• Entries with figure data

===

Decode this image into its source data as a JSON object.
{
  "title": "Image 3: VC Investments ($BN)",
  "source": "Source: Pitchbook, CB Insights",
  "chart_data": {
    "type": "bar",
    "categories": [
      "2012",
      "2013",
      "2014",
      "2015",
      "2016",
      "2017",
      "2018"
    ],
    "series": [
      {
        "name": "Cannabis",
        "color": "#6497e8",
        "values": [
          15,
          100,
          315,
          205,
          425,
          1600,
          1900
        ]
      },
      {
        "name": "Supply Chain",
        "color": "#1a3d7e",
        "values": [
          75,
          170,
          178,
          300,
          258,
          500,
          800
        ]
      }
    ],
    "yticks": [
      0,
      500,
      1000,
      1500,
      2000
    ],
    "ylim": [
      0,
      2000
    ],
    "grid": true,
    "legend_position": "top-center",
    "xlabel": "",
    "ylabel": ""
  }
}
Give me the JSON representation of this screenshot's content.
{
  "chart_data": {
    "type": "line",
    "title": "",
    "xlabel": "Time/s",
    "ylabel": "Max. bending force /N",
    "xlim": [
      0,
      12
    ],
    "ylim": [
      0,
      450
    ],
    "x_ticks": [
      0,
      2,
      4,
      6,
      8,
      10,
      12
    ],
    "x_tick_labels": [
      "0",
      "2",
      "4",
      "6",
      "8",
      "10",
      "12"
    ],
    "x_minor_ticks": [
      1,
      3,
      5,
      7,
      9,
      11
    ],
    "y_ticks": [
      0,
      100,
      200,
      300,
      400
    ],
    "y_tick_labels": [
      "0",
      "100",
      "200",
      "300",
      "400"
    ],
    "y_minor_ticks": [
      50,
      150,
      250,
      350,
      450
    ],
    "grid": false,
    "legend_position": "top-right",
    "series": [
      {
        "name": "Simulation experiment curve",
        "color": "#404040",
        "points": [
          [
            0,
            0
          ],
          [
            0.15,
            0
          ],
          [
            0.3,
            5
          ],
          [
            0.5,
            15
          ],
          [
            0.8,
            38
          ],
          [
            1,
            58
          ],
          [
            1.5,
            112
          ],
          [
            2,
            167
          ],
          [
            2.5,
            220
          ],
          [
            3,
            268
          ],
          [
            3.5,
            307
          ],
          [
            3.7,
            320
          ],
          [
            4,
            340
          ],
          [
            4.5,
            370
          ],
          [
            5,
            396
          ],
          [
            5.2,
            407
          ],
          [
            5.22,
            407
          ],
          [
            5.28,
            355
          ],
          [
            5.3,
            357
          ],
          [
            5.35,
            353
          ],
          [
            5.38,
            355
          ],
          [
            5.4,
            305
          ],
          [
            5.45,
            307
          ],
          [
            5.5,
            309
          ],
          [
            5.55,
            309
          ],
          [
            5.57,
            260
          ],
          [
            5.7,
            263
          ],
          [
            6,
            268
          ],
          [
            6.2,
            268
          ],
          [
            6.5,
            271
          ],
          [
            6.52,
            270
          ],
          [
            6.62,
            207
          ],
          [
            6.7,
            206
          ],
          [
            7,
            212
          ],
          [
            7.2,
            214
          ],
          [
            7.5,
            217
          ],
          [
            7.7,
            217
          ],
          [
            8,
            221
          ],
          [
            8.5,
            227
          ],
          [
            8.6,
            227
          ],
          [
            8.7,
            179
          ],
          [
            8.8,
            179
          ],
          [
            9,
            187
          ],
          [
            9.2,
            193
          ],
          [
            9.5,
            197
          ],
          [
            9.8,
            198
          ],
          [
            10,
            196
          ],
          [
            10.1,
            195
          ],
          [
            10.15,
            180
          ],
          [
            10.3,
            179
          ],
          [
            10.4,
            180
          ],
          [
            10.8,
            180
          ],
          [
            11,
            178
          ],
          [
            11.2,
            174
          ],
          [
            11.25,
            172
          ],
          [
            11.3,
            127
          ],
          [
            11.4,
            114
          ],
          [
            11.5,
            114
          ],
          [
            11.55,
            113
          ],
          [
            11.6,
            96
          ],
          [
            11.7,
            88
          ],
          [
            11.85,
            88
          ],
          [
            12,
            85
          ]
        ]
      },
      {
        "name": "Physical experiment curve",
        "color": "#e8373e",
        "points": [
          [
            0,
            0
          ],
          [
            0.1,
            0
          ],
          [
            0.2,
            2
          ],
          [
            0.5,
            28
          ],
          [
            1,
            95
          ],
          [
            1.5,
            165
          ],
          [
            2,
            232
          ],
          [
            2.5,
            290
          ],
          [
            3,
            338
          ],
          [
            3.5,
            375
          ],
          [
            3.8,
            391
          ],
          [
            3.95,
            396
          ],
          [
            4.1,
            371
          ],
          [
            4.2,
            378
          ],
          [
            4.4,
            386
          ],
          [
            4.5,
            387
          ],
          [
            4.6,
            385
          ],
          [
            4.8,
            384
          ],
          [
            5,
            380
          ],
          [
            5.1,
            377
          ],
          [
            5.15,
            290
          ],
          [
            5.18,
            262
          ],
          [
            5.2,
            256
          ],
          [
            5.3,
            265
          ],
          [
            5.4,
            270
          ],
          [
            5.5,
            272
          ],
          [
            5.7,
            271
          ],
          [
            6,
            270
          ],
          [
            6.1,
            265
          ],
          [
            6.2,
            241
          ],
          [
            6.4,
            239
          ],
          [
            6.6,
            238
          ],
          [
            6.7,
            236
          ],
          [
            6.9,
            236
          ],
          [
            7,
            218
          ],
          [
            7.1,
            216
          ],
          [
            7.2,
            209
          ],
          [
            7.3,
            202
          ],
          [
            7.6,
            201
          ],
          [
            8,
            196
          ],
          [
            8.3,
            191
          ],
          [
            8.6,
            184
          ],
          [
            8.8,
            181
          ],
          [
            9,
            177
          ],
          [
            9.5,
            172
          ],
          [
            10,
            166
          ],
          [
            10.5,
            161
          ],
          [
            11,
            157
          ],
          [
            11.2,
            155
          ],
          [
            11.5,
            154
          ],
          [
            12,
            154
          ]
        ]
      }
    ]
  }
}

===

• The request
Go through the listing and print each line exactly as it appears.

• Correct result
Decode this image into its source data as a JSON object.
{
  "title": "Image 3: VC Investments ($BN)",
  "source": "Source: Pitchbook, CB Insights",
  "chart_data": {
    "type": "bar",
    "categories": [
      "2012",
      "2013",
      "2014",
      "2015",
      "2016",
      "2017",
      "2018"
    ],
    "series": [
      {
        "name": "Cannabis",
        "color": "#6497e8",
        "values": [
          15,
          100,
          315,
          205,
          425,
          1600,
          1900
        ]
      },
      {
        "name": "Supply Chain",
        "color": "#1a3d7e",
        "values": [
          75,
          170,
          178,
          300,
          258,
          500,
          800
        ]
      }
    ],
    "yticks": [
      0,
      500,
      1000,
      1500,
      2000
    ],
    "ylim": [
      0,
      2000
    ],
    "grid": true,
    "legend_position": "top-center",
    "xlabel": "",
    "ylabel": ""
  }
}
Give me the JSON representation of this screenshot's content.
{
  "chart_data": {
    "type": "line",
    "title": "",
    "xlabel": "Time/s",
    "ylabel": "Max. bending force /N",
    "xlim": [
      0,
      12
    ],
    "ylim": [
      0,
      450
    ],
    "x_ticks": [
      0,
      2,
      4,
      6,
      8,
      10,
      12
    ],
    "x_tick_labels": [
      "0",
      "2",
      "4",
      "6",
      "8",
      "10",
      "12"
    ],
    "x_minor_ticks": [
      1,
      3,
      5,
      7,
      9,
      11
    ],
    "y_ticks": [
      0,
      100,
      200,
      300,
      400
    ],
    "y_tick_labels": [
      "0",
      "100",
      "200",
      "300",
      "400"
    ],
    "y_minor_ticks": [
      50,
      150,
      250,
      350,
      450
    ],
    "grid": false,
    "legend_position": "top-right",
    "series": [
      {
        "name": "Simulation experiment curve",
        "color": "#404040",
        "points": [
          [
            0,
            0
          ],
          [
            0.15,
            0
          ],
          [
            0.3,
            5
          ],
          [
            0.5,
            15
          ],
          [
            0.8,
            38
          ],
          [
            1,
            58
          ],
          [
            1.5,
            112
          ],
          [
            2,
            167
          ],
          [
            2.5,
            220
          ],
          [
            3,
            268
          ],
          [
            3.5,
            307
          ],
          [
            3.7,
            320
          ],
          [
            4,
            340
          ],
          [
            4.5,
            370
          ],
          [
            5,
            396
          ],
          [
            5.2,
            407
          ],
          [
            5.22,
            407
          ],
          [
            5.28,
            355
          ],
          [
            5.3,
            357
          ],
          [
            5.35,
            353
          ],
          [
            5.38,
            355
          ],
          [
            5.4,
            305
          ],
          [
            5.45,
            307
          ],
          [
            5.5,
            309
          ],
          [
            5.55,
            309
          ],
          [
            5.57,
            260
          ],
          [
            5.7,
            263
          ],
          [
            6,
            268
          ],
          [
            6.2,
            268
          ],
          [
            6.5,
            271
          ],
          [
            6.52,
            270
          ],
          [
            6.62,
            207
          ],
          [
            6.7,
            206
          ],
          [
            7,
            212
          ],
          [
            7.2,
            214
          ],
          [
            7.5,
            217
          ],
          [
            7.7,
            217
          ],
          [
            8,
            221
          ],
          [
            8.5,
            227
          ],
          [
            8.6,
            227
          ],
          [
            8.7,
            179
          ],
          [
            8.8,
            179
          ],
          [
            9,
            187
          ],
          [
            9.2,
            193
          ],
          [
            9.5,
            197
          ],
          [
            9.8,
            198
          ],
          [
            10,
            196
          ],
          [
            10.1,
            195
          ],
          [
            10.15,
            180
          ],
          [
            10.3,
            179
          ],
          [
            10.4,
            180
          ],
          [
            10.8,
            180
          ],
          [
            11,
            178
          ],
          [
            11.2,
            174
          ],
          [
            11.25,
            172
          ],
          [
            11.3,
            127
          ],
          [
            11.4,
            114
          ],
          [
            11.5,
            114
          ],
          [
            11.55,
            113
          ],
          [
            11.6,
            96
          ],
          [
            11.7,
            88
          ],
          [
            11.85,
            88
          ],
          [
            12,
            85
          ]
        ]
      },
      {
        "name": "Physical experiment curve",
        "color": "#e8373e",
        "points": [
          [
            0,
            0
          ],
          [
            0.1,
            0
          ],
          [
            0.2,
            2
          ],
          [
            0.5,
            28
          ],
          [
            1,
            95
          ],
          [
            1.5,
            165
          ],
          [
            2,
            232
          ],
          [
            2.5,
            290
          ],
          [
            3,
            338
          ],
          [
            3.5,
            375
          ],
          [
            3.8,
            391
          ],
          [
            3.95,
            396
          ],
          [
            4.1,
            371
          ],
          [
            4.2,
            378
          ],
          [
            4.4,
            386
          ],
          [
            4.5,
            387
          ],
          [
            4.6,
            385
          ],
          [
            4.8,
            384
          ],
          [
            5,
            380
          ],
          [
            5.1,
            377
          ],
          [
            5.15,
            290
          ],
          [
            5.18,
            262
          ],
          [
            5.2,
            256
          ],
          [
            5.3,
            265
          ],
          [
            5.4,
            270
          ],
          [
            5.5,
            272
          ],
          [
            5.7,
            271
          ],
          [
            6,
            270
          ],
          [
            6.1,
            265
          ],
          [
            6.2,
            241
          ],
          [
            6.4,
            239
          ],
          [
            6.6,
            238
          ],
          [
            6.7,
            236
          ],
          [
            6.9,
            236
          ],
          [
            7,
            218
          ],
          [
            7.1,
            216
          ],
          [
            7.2,
            209
          ],
          [
            7.3,
            202
          ],
          [
            7.6,
            201
          ],
          [
            8,
            196
          ],
          [
            8.3,
            191
          ],
          [
            8.6,
            184
          ],
          [
            8.8,
            181
          ],
          [
            9,
            177
          ],
          [
            9.5,
            172
          ],
          [
            10,
            166
          ],
          [
            10.5,
            161
          ],
          [
            11,
            157
          ],
          [
            11.2,
            155
          ],
          [
            11.5,
            154
          ],
          [
            12,
            154
          ]
        ]
      }
    ]
  }
}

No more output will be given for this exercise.